→ **WORK INSTRUCTIONS**:
Count every line below that contains "from", then state the total with no other output.

# # # #

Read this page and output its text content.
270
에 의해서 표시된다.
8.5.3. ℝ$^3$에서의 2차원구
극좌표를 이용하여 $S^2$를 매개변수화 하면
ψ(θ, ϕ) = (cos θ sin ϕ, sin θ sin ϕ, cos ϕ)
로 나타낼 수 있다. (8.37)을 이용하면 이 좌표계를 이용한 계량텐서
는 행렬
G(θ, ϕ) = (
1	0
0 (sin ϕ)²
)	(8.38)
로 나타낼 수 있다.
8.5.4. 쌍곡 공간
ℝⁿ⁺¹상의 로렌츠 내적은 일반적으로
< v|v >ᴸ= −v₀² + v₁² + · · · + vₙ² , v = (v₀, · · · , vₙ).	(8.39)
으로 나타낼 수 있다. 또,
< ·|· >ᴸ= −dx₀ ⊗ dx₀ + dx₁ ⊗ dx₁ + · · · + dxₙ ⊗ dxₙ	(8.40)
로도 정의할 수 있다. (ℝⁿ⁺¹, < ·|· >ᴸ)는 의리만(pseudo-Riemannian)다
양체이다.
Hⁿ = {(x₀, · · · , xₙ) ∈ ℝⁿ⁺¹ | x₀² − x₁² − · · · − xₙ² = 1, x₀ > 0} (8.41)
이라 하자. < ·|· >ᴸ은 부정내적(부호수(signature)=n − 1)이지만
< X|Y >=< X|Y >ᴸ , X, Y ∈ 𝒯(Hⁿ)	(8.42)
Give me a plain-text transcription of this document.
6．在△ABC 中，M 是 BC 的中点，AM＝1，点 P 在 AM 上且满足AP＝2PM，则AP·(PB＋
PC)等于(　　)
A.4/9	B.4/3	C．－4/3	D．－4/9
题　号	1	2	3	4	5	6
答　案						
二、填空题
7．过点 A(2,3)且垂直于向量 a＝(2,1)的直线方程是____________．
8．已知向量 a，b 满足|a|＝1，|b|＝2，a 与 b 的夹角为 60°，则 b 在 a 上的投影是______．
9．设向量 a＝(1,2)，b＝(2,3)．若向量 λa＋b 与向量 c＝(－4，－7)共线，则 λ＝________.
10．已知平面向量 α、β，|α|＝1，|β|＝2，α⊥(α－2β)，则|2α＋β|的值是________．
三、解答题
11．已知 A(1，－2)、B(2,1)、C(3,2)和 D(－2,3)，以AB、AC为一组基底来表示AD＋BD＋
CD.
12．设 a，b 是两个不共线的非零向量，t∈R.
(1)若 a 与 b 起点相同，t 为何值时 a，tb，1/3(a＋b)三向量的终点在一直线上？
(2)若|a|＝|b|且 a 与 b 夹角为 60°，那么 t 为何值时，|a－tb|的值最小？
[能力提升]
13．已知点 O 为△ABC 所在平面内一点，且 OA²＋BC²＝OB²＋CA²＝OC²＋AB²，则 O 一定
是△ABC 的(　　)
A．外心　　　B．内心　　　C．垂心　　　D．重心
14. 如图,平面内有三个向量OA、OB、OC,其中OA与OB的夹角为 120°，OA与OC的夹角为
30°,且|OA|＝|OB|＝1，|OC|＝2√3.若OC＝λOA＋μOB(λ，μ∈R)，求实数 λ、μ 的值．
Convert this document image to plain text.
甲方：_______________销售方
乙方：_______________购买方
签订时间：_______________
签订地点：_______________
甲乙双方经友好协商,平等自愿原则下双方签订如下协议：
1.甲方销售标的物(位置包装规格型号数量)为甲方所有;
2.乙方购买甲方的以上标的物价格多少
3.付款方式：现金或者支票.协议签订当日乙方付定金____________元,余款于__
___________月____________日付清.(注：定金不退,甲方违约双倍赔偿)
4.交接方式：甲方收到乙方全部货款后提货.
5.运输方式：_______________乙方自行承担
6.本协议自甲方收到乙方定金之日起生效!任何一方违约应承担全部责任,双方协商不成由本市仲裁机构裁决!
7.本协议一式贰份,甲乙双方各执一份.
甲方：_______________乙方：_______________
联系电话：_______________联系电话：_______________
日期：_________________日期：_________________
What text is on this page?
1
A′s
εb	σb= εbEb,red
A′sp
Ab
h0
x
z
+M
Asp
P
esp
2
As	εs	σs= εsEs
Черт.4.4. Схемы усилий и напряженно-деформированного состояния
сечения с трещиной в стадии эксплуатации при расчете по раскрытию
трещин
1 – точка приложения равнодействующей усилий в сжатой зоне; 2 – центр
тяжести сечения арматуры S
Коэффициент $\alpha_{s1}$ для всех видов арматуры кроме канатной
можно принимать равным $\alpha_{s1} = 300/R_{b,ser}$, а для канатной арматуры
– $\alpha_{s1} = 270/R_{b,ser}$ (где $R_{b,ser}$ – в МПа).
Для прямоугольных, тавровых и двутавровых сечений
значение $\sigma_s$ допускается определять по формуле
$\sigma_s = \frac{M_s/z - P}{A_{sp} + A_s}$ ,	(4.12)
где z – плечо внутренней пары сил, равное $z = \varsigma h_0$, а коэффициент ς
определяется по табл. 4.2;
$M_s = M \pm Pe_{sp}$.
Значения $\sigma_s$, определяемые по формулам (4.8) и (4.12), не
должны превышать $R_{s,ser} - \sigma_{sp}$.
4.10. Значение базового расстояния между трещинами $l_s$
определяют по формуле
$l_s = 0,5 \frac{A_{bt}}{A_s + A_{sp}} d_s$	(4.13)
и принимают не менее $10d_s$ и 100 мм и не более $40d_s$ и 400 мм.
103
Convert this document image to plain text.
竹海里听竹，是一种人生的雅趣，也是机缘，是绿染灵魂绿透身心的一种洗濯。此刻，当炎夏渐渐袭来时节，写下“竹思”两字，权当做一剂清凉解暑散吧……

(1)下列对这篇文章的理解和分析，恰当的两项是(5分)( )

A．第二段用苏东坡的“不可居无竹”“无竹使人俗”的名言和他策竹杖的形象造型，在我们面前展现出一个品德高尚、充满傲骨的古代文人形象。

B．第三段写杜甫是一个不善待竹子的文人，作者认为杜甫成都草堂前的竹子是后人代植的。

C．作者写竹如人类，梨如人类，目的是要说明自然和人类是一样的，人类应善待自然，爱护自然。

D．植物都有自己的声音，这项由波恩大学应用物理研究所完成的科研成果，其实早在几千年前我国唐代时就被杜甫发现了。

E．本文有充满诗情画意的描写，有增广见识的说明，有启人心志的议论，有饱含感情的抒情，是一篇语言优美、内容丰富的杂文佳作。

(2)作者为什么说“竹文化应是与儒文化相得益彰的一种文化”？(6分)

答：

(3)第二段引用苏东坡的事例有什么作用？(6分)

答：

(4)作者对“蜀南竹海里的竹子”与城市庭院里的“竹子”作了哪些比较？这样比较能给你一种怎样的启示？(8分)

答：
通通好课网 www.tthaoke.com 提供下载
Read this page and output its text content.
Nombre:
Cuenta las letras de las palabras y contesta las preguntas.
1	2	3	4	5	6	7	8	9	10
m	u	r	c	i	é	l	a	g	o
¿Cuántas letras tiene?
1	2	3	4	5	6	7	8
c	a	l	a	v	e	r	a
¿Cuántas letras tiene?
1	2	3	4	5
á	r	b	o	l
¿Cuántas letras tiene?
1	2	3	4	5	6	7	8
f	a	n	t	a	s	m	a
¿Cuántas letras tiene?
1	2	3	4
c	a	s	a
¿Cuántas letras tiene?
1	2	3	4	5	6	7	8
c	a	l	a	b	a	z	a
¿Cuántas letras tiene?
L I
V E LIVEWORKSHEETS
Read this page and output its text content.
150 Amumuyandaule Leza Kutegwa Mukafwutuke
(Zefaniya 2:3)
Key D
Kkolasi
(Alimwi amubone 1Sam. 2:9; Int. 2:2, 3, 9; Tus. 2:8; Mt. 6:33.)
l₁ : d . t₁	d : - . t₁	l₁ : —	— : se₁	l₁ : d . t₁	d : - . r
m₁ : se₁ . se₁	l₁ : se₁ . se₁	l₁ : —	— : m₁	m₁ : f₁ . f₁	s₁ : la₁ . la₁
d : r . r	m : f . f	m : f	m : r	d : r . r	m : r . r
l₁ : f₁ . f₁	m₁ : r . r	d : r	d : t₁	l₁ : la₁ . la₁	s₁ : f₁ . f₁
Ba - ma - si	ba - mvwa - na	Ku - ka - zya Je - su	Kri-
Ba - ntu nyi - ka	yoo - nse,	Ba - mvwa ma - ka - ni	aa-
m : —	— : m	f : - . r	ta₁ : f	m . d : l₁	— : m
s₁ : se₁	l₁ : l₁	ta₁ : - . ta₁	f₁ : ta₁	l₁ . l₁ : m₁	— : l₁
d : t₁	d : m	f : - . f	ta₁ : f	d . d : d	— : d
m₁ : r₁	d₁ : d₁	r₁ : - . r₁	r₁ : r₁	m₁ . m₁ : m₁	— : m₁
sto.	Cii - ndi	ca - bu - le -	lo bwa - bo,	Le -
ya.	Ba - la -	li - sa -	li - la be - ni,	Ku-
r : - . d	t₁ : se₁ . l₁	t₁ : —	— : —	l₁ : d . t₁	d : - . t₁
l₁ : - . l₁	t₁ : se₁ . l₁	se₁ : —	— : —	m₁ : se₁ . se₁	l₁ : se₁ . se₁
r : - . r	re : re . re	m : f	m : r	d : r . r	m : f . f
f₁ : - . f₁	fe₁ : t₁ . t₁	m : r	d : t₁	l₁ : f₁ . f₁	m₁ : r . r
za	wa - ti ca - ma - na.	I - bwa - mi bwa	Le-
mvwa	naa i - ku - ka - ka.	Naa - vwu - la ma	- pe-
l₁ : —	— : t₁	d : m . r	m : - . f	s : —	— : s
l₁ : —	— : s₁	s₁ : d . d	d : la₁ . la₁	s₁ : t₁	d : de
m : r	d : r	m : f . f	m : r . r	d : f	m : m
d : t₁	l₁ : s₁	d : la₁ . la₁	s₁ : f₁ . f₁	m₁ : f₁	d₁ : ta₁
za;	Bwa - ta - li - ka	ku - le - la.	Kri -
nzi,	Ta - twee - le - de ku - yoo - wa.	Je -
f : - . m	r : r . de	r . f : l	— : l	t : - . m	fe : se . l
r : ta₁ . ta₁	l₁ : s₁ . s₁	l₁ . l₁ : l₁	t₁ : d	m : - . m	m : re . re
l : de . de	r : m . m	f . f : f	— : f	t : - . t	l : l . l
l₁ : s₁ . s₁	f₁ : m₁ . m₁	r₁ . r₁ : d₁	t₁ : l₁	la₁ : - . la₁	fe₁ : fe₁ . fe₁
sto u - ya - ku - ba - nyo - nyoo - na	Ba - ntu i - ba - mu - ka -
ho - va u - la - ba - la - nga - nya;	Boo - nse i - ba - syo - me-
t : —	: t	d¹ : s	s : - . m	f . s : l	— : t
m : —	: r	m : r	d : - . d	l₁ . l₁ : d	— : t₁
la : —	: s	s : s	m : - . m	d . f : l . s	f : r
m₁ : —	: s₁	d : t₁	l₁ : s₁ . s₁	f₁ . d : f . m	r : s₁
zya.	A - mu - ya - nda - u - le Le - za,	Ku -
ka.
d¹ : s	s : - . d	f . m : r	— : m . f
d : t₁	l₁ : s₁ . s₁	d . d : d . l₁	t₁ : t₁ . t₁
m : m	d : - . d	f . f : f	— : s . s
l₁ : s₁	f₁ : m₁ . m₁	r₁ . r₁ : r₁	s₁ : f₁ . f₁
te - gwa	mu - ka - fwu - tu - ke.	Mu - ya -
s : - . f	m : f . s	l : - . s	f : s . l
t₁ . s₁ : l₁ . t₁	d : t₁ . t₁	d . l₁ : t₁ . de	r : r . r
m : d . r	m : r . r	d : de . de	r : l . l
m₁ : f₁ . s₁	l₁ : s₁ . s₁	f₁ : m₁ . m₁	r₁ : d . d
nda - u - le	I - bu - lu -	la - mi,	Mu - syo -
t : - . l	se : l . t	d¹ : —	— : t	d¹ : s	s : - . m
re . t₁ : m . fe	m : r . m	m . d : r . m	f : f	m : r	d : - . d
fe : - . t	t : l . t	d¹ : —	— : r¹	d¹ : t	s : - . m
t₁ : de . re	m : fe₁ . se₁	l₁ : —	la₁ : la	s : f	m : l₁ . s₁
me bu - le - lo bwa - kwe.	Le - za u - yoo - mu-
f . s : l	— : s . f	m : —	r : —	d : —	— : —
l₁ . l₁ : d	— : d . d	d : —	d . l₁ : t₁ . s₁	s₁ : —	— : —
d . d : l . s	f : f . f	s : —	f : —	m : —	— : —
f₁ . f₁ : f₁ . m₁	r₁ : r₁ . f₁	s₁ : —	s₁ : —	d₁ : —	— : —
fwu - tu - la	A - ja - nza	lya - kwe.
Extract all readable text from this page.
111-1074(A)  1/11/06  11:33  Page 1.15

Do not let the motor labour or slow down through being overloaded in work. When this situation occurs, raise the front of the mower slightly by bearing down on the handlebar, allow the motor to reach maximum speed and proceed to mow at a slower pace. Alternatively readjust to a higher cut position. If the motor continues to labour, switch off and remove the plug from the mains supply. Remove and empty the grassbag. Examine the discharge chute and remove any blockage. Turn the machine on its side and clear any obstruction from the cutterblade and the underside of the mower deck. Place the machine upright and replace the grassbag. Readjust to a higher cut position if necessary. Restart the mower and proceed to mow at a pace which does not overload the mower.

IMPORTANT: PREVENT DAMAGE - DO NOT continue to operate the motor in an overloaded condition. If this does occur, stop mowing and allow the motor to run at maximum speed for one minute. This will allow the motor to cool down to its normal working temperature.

# # # #

→ **EXERCISE OUTPUT**:
2